**Task description**
Spot each line that carries the word "relative"; copy those lines.
· · · · · · ·
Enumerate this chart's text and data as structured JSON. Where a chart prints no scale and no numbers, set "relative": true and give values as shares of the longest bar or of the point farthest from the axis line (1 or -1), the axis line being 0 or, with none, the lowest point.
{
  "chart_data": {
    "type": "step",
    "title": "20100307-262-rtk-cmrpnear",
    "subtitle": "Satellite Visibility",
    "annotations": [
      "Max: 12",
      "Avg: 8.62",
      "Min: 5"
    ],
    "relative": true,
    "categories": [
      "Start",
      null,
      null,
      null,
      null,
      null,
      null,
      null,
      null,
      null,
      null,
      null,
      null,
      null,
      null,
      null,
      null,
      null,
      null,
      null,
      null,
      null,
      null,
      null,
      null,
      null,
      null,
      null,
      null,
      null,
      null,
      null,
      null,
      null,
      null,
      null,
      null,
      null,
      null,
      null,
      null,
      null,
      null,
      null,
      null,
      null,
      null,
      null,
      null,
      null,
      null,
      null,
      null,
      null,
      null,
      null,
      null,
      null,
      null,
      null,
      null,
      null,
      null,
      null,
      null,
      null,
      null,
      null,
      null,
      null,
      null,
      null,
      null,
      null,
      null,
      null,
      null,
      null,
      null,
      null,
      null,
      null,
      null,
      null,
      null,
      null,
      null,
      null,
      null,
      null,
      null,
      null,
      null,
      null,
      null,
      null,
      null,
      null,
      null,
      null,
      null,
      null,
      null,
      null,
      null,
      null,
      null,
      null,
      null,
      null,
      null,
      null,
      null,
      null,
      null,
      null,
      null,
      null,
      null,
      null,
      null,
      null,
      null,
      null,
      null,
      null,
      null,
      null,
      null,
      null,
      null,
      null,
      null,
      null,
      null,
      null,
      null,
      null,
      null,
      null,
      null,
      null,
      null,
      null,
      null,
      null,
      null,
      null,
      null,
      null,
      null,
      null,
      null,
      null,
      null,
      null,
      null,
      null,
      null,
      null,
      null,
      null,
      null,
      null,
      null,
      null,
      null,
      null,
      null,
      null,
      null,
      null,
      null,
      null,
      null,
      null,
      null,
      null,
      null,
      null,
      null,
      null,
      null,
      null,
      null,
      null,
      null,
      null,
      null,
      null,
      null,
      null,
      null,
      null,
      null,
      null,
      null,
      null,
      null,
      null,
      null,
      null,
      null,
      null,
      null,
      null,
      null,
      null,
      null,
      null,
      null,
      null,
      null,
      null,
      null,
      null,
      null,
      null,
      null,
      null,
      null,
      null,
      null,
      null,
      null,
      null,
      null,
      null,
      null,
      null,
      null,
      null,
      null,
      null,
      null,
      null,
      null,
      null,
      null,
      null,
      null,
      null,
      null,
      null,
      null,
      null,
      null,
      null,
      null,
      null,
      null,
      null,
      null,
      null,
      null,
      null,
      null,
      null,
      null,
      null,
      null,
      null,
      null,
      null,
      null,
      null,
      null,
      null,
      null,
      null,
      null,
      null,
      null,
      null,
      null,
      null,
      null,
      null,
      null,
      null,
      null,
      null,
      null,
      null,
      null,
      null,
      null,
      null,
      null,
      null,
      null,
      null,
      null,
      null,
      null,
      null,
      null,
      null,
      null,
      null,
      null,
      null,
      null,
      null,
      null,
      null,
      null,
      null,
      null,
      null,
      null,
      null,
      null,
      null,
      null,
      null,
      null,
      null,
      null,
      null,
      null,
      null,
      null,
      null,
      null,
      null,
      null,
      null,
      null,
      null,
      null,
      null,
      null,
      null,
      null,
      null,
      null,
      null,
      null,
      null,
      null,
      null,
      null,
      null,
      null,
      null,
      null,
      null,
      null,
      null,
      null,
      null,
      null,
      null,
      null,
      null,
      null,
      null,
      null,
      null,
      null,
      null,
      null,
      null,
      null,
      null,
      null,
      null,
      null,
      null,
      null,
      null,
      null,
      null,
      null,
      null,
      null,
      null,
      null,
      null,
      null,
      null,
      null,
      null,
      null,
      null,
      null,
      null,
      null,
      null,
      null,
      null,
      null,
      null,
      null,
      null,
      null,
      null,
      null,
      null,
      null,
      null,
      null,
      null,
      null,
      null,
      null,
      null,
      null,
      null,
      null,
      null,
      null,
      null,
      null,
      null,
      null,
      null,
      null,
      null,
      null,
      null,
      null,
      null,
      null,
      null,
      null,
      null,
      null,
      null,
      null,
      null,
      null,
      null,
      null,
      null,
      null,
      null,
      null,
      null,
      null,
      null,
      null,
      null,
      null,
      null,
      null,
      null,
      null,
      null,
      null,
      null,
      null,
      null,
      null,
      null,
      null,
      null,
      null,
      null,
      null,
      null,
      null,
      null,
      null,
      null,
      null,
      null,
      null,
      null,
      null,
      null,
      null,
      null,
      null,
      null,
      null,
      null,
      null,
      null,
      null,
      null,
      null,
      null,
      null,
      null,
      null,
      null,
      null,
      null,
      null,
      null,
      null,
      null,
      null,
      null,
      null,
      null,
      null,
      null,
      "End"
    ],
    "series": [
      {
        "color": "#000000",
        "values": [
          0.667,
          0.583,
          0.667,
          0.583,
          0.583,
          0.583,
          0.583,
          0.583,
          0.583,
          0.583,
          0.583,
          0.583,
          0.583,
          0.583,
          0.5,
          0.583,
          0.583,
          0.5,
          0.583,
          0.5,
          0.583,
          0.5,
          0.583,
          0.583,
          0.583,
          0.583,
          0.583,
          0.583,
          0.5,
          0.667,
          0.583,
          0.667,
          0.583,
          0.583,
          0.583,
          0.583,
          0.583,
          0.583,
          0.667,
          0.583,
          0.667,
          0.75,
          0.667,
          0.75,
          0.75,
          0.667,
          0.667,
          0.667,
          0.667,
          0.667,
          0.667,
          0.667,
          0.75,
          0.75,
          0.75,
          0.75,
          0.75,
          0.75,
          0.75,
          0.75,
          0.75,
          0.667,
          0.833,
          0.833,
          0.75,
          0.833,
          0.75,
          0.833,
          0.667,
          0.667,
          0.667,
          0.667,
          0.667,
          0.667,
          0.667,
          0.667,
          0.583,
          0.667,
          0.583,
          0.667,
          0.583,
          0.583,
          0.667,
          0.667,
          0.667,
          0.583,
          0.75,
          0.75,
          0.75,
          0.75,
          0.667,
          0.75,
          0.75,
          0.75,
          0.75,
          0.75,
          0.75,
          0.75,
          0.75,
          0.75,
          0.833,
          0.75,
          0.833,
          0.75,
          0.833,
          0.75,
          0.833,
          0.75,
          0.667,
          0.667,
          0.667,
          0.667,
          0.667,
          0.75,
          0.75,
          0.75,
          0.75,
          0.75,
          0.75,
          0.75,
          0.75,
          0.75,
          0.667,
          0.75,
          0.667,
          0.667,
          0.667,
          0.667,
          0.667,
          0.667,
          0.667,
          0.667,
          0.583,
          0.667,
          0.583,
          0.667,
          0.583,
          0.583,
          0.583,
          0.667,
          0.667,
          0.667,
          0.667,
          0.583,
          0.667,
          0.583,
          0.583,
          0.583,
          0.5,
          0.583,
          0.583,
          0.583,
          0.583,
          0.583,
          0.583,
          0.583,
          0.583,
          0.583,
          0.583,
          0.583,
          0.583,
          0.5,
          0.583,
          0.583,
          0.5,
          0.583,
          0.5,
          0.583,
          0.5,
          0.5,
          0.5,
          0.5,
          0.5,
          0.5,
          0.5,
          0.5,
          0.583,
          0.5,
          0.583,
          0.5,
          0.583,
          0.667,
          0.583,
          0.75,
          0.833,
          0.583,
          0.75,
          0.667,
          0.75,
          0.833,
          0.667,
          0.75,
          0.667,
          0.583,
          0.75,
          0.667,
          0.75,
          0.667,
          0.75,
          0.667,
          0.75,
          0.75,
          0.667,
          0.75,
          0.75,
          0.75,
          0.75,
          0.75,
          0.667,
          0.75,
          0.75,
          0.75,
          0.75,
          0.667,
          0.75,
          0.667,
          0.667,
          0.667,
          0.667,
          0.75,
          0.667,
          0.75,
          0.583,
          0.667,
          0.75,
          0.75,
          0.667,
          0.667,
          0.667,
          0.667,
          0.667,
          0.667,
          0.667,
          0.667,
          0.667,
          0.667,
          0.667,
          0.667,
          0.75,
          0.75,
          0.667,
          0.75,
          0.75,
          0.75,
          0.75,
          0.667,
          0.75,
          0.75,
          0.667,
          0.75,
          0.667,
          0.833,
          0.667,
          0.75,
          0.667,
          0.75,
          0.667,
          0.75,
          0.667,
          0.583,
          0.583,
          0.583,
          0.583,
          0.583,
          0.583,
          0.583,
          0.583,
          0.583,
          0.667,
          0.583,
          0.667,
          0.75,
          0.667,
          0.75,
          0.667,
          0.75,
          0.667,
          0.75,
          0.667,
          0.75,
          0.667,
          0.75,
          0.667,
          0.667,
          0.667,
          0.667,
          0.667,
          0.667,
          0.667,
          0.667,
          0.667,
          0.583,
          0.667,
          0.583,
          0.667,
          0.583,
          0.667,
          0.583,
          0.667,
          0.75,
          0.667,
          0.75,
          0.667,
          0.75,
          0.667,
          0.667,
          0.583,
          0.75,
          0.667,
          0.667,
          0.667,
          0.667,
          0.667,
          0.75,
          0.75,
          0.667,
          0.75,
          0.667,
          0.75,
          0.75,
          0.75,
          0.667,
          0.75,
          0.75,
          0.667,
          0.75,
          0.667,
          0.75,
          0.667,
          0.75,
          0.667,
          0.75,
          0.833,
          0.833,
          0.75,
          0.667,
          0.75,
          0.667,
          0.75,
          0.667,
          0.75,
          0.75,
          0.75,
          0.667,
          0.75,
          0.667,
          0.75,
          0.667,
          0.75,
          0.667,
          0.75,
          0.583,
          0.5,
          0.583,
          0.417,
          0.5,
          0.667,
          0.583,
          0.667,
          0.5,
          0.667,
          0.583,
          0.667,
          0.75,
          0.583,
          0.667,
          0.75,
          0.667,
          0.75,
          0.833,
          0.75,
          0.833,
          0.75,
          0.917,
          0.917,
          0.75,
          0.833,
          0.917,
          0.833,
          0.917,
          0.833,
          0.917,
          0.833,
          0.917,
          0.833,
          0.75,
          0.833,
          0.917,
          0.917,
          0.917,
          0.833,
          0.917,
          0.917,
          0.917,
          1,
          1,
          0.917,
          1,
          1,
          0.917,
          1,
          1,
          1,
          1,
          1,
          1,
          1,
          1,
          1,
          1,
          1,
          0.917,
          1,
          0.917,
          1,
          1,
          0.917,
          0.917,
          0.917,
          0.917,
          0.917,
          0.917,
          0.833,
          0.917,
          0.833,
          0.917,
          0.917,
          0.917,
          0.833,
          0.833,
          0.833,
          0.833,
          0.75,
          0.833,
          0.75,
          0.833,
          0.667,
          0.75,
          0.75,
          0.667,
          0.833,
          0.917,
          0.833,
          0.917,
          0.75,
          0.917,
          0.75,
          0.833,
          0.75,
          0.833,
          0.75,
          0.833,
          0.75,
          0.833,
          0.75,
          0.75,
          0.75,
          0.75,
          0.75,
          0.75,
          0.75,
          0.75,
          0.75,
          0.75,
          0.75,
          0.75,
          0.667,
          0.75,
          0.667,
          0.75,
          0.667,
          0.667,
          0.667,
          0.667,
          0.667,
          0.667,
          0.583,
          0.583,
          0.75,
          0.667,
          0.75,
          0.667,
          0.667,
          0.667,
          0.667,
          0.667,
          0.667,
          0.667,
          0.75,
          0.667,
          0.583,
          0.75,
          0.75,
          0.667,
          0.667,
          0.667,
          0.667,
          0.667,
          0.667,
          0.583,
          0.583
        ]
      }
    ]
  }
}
· · · · · · ·
**The solution**
Enumerate this chart's text and data as structured JSON. Where a chart prints no scale and no numbers, set "relative": true and give values as shares of the longest bar or of the point farthest from the axis line (1 or -1), the axis line being 0 or, with none, the lowest point.
    "relative": true,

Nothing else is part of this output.